═══ THE INPUT
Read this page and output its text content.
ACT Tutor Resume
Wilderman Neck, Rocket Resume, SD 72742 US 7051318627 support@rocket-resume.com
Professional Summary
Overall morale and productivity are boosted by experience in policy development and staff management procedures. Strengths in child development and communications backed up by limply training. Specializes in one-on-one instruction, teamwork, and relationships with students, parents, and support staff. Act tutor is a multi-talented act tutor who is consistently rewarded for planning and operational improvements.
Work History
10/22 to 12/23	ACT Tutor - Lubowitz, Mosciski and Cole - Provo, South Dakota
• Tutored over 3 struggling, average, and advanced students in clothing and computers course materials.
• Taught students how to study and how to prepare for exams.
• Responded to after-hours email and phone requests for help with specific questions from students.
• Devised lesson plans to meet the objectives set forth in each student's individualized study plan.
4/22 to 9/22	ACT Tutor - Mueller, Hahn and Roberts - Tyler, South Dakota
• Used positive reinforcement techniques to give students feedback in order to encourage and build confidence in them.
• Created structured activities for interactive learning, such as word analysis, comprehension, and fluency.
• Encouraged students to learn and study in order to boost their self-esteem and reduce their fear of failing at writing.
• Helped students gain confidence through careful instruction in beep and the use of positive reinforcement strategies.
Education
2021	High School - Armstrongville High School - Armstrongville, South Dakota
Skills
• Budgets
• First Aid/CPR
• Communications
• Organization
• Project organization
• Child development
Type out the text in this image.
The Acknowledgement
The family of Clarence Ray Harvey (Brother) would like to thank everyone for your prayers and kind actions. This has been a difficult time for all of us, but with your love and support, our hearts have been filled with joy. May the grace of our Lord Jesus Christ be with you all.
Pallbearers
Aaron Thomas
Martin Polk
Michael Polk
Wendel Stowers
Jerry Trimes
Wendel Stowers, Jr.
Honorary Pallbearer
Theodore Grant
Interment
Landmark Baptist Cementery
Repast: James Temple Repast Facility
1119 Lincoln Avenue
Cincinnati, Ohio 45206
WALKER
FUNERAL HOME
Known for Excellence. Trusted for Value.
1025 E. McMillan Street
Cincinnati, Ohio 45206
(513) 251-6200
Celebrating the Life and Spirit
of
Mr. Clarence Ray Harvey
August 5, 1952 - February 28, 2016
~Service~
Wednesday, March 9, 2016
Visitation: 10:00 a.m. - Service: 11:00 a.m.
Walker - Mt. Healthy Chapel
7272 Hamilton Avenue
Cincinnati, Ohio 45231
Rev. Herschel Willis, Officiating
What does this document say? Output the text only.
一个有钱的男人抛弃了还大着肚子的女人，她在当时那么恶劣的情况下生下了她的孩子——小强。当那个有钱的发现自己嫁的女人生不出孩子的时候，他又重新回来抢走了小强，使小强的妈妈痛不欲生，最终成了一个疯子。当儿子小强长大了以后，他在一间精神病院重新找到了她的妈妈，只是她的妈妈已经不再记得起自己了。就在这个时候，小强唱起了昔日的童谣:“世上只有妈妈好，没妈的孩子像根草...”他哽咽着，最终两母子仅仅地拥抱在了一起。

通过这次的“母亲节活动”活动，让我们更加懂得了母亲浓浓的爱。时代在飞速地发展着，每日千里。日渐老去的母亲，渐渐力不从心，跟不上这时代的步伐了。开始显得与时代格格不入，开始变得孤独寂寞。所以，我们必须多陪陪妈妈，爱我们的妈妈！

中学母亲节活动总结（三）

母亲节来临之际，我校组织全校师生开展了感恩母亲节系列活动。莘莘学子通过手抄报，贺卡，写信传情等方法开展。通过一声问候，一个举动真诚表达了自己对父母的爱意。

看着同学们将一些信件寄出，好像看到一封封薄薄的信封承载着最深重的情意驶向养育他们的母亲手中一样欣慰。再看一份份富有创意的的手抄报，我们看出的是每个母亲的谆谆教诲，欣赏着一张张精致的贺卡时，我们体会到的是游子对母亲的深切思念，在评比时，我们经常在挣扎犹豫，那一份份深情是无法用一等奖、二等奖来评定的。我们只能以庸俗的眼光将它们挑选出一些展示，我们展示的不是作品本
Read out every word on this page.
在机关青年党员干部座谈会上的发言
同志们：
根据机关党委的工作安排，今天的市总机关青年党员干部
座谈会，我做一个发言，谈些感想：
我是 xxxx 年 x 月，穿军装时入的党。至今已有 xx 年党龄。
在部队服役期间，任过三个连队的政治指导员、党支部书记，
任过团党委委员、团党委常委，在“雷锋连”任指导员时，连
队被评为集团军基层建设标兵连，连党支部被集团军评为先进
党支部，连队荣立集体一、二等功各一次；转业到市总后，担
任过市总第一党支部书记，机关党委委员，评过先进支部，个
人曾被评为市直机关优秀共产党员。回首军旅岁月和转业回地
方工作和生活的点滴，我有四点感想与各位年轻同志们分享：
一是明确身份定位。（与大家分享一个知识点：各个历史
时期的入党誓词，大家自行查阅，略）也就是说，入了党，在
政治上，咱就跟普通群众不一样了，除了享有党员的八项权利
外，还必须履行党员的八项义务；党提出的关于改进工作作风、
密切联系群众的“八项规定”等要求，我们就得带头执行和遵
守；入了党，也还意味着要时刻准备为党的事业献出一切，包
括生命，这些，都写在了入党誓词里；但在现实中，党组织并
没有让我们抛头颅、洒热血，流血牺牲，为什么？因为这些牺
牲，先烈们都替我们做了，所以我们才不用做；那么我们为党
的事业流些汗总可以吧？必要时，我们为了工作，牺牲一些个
══════
AIM OF THE EXERCISE:
Every line of the records above needs to be given again exactly.

SOLUTION TO THE PROBLEM:
Read this page and output its text content.
ACT Tutor Resume
Wilderman Neck, Rocket Resume, SD 72742 US 7051318627 support@rocket-resume.com
Professional Summary
Overall morale and productivity are boosted by experience in policy development and staff management procedures. Strengths in child development and communications backed up by limply training. Specializes in one-on-one instruction, teamwork, and relationships with students, parents, and support staff. Act tutor is a multi-talented act tutor who is consistently rewarded for planning and operational improvements.
Work History
10/22 to 12/23	ACT Tutor - Lubowitz, Mosciski and Cole - Provo, South Dakota
• Tutored over 3 struggling, average, and advanced students in clothing and computers course materials.
• Taught students how to study and how to prepare for exams.
• Responded to after-hours email and phone requests for help with specific questions from students.
• Devised lesson plans to meet the objectives set forth in each student's individualized study plan.
4/22 to 9/22	ACT Tutor - Mueller, Hahn and Roberts - Tyler, South Dakota
• Used positive reinforcement techniques to give students feedback in order to encourage and build confidence in them.
• Created structured activities for interactive learning, such as word analysis, comprehension, and fluency.
• Encouraged students to learn and study in order to boost their self-esteem and reduce their fear of failing at writing.
• Helped students gain confidence through careful instruction in beep and the use of positive reinforcement strategies.
Education
2021	High School - Armstrongville High School - Armstrongville, South Dakota
Skills
• Budgets
• First Aid/CPR
• Communications
• Organization
• Project organization
• Child development
Type out the text in this image.
The Acknowledgement
The family of Clarence Ray Harvey (Brother) would like to thank everyone for your prayers and kind actions. This has been a difficult time for all of us, but with your love and support, our hearts have been filled with joy. May the grace of our Lord Jesus Christ be with you all.
Pallbearers
Aaron Thomas
Martin Polk
Michael Polk
Wendel Stowers
Jerry Trimes
Wendel Stowers, Jr.
Honorary Pallbearer
Theodore Grant
Interment
Landmark Baptist Cementery
Repast: James Temple Repast Facility
1119 Lincoln Avenue
Cincinnati, Ohio 45206
WALKER
FUNERAL HOME
Known for Excellence. Trusted for Value.
1025 E. McMillan Street
Cincinnati, Ohio 45206
(513) 251-6200
Celebrating the Life and Spirit
of
Mr. Clarence Ray Harvey
August 5, 1952 - February 28, 2016
~Service~
Wednesday, March 9, 2016
Visitation: 10:00 a.m. - Service: 11:00 a.m.
Walker - Mt. Healthy Chapel
7272 Hamilton Avenue
Cincinnati, Ohio 45231
Rev. Herschel Willis, Officiating
What does this document say? Output the text only.
一个有钱的男人抛弃了还大着肚子的女人，她在当时那么恶劣的情况下生下了她的孩子——小强。当那个有钱的发现自己嫁的女人生不出孩子的时候，他又重新回来抢走了小强，使小强的妈妈痛不欲生，最终成了一个疯子。当儿子小强长大了以后，他在一间精神病院重新找到了她的妈妈，只是她的妈妈已经不再记得起自己了。就在这个时候，小强唱起了昔日的童谣:“世上只有妈妈好，没妈的孩子像根草...”他哽咽着，最终两母子仅仅地拥抱在了一起。

通过这次的“母亲节活动”活动，让我们更加懂得了母亲浓浓的爱。时代在飞速地发展着，每日千里。日渐老去的母亲，渐渐力不从心，跟不上这时代的步伐了。开始显得与时代格格不入，开始变得孤独寂寞。所以，我们必须多陪陪妈妈，爱我们的妈妈！

中学母亲节活动总结（三）

母亲节来临之际，我校组织全校师生开展了感恩母亲节系列活动。莘莘学子通过手抄报，贺卡，写信传情等方法开展。通过一声问候，一个举动真诚表达了自己对父母的爱意。

看着同学们将一些信件寄出，好像看到一封封薄薄的信封承载着最深重的情意驶向养育他们的母亲手中一样欣慰。再看一份份富有创意的的手抄报，我们看出的是每个母亲的谆谆教诲，欣赏着一张张精致的贺卡时，我们体会到的是游子对母亲的深切思念，在评比时，我们经常在挣扎犹豫，那一份份深情是无法用一等奖、二等奖来评定的。我们只能以庸俗的眼光将它们挑选出一些展示，我们展示的不是作品本
Read out every word on this page.
在机关青年党员干部座谈会上的发言
同志们：
根据机关党委的工作安排，今天的市总机关青年党员干部
座谈会，我做一个发言，谈些感想：
我是 xxxx 年 x 月，穿军装时入的党。至今已有 xx 年党龄。
在部队服役期间，任过三个连队的政治指导员、党支部书记，
任过团党委委员、团党委常委，在“雷锋连”任指导员时，连
队被评为集团军基层建设标兵连，连党支部被集团军评为先进
党支部，连队荣立集体一、二等功各一次；转业到市总后，担
任过市总第一党支部书记，机关党委委员，评过先进支部，个
人曾被评为市直机关优秀共产党员。回首军旅岁月和转业回地
方工作和生活的点滴，我有四点感想与各位年轻同志们分享：
一是明确身份定位。（与大家分享一个知识点：各个历史
时期的入党誓词，大家自行查阅，略）也就是说，入了党，在
政治上，咱就跟普通群众不一样了，除了享有党员的八项权利
外，还必须履行党员的八项义务；党提出的关于改进工作作风、
密切联系群众的“八项规定”等要求，我们就得带头执行和遵
守；入了党，也还意味着要时刻准备为党的事业献出一切，包
括生命，这些，都写在了入党誓词里；但在现实中，党组织并
没有让我们抛头颅、洒热血，流血牺牲，为什么？因为这些牺
牲，先烈们都替我们做了，所以我们才不用做；那么我们为党
的事业流些汗总可以吧？必要时，我们为了工作，牺牲一些个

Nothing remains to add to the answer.